Task to complete: Identify every line containing the word "based" and reproduce each one.

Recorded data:

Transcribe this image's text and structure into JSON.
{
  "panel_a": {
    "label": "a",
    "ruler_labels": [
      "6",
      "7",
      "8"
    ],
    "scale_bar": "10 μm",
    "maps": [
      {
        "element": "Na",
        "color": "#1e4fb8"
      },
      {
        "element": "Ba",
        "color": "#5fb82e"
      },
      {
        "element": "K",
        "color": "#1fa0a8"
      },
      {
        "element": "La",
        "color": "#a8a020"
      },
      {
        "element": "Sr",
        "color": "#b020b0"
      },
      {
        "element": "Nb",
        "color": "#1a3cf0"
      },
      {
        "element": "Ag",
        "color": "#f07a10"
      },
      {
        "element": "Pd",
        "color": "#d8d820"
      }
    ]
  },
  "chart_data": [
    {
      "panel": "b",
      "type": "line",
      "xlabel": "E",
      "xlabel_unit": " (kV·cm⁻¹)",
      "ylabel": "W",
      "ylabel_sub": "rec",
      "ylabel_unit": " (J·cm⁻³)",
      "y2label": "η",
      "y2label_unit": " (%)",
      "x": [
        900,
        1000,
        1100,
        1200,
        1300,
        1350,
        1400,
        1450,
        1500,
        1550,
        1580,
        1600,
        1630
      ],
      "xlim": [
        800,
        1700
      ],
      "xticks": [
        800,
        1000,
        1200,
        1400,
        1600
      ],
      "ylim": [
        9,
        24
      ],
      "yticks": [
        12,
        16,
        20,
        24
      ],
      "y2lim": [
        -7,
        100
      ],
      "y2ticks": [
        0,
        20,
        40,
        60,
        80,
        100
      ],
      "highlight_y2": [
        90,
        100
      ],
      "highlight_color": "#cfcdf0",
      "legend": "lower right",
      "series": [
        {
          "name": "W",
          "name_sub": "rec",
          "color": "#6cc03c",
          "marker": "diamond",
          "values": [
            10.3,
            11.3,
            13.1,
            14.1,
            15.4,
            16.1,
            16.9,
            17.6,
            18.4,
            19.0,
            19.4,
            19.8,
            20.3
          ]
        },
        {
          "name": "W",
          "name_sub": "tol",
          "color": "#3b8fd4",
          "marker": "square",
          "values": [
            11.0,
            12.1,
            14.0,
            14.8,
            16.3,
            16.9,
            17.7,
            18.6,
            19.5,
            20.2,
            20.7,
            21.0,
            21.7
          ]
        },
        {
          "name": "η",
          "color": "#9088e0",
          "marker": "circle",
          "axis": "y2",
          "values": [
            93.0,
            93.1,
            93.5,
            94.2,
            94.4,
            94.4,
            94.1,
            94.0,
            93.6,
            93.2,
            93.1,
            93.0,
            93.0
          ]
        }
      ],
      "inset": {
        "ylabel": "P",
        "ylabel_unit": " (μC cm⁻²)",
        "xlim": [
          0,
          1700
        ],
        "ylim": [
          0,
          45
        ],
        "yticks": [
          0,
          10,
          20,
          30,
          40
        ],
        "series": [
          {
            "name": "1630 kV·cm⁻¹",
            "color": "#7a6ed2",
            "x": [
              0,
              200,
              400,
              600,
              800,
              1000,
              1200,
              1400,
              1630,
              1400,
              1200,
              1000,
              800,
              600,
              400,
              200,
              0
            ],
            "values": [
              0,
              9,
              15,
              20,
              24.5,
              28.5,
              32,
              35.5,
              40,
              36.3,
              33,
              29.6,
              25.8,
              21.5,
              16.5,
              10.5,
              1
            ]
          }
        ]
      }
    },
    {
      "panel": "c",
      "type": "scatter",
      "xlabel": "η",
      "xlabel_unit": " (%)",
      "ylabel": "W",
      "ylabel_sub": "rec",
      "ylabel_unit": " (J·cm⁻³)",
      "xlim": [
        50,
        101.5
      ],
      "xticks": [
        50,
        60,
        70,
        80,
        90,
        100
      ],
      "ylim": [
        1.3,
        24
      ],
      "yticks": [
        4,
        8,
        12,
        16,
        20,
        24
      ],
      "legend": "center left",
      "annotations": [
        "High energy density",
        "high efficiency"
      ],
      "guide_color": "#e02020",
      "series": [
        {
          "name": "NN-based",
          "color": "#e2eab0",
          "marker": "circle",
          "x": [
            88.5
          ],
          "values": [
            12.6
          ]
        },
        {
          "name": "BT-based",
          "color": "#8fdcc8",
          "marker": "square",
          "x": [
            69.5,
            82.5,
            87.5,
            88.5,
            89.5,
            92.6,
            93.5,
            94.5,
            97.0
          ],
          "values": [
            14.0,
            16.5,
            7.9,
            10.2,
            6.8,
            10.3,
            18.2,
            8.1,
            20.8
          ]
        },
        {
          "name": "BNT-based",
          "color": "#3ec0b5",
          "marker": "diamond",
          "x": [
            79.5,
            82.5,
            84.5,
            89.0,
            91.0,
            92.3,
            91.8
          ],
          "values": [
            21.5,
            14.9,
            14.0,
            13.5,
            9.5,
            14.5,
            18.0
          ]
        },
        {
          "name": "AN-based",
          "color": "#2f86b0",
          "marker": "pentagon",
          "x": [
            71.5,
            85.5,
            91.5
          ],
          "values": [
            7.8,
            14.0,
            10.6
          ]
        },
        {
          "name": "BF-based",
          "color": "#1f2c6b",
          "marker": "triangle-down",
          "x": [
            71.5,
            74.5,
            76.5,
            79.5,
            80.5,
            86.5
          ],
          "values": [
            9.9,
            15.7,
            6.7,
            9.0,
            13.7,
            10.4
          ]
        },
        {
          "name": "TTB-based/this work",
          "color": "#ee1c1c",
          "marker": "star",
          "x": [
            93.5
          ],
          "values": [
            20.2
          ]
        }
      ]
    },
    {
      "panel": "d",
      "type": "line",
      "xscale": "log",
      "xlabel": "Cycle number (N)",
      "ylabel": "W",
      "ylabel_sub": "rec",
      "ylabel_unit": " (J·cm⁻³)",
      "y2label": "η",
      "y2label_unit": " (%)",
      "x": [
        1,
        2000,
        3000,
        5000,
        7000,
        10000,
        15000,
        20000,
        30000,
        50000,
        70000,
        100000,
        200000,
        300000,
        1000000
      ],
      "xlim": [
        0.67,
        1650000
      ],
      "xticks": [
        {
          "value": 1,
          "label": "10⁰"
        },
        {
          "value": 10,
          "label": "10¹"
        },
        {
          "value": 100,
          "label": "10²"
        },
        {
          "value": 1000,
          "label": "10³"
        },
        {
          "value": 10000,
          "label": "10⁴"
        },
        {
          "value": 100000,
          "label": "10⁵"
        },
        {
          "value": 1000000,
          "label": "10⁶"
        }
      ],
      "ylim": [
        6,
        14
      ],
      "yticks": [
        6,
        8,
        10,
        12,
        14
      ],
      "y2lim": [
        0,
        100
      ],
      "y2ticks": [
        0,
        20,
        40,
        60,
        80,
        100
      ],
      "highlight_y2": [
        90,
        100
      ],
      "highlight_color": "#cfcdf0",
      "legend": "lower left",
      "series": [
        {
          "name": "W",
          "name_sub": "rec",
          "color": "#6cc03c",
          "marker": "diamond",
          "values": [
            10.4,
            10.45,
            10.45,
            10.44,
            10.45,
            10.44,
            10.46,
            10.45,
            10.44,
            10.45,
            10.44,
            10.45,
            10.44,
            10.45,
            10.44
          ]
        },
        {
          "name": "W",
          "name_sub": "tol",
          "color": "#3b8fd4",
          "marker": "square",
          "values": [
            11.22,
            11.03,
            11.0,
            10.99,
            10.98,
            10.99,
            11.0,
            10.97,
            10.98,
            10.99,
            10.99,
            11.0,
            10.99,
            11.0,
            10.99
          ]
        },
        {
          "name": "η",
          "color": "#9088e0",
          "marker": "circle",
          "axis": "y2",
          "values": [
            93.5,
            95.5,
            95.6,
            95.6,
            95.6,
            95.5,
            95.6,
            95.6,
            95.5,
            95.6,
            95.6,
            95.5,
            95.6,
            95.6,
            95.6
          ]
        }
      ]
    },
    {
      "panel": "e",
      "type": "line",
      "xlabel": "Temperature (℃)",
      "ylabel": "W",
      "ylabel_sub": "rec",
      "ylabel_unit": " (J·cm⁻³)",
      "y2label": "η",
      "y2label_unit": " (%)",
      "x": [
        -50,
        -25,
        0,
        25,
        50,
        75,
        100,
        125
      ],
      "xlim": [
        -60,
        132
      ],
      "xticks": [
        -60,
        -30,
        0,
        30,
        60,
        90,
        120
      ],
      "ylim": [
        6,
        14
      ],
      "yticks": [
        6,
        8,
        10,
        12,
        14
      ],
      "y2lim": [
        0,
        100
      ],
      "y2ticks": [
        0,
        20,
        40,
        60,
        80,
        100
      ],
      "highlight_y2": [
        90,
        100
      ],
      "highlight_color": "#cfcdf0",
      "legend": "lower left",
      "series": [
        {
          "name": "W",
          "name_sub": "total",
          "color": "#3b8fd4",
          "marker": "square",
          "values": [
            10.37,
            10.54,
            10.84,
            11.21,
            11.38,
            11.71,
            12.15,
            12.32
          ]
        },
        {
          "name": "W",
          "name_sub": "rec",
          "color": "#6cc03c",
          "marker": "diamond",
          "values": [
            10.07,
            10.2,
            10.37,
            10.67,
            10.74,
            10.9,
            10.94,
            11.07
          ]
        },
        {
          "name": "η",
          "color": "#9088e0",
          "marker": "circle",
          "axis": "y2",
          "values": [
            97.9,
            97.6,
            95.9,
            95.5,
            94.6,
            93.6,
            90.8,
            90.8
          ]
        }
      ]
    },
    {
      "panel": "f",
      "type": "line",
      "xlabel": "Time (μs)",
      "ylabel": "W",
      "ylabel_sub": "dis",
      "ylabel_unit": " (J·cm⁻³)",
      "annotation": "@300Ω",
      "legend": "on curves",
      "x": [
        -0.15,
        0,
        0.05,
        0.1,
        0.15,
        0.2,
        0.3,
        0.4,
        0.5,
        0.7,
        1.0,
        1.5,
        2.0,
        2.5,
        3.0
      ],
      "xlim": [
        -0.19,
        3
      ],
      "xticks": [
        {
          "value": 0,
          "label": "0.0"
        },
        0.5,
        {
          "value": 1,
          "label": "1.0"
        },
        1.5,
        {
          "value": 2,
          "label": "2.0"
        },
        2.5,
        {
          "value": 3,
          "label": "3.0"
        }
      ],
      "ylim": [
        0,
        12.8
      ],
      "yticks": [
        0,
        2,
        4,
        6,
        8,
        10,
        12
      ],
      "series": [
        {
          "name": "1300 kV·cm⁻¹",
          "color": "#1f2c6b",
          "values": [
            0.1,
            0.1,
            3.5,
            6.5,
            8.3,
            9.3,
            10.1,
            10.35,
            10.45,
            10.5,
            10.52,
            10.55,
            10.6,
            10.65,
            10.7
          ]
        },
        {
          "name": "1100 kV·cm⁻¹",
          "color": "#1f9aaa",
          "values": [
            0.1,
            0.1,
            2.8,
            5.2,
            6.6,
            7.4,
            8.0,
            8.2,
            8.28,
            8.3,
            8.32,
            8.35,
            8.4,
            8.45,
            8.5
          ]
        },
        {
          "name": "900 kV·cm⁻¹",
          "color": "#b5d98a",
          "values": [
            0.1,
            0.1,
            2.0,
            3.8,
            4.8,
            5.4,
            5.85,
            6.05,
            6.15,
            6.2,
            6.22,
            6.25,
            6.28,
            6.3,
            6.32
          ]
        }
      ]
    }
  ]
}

Right answer:
          "name": "NN-based",
          "name": "BT-based",
          "name": "BNT-based",
          "name": "AN-based",
          "name": "BF-based",
          "name": "TTB-based/this work",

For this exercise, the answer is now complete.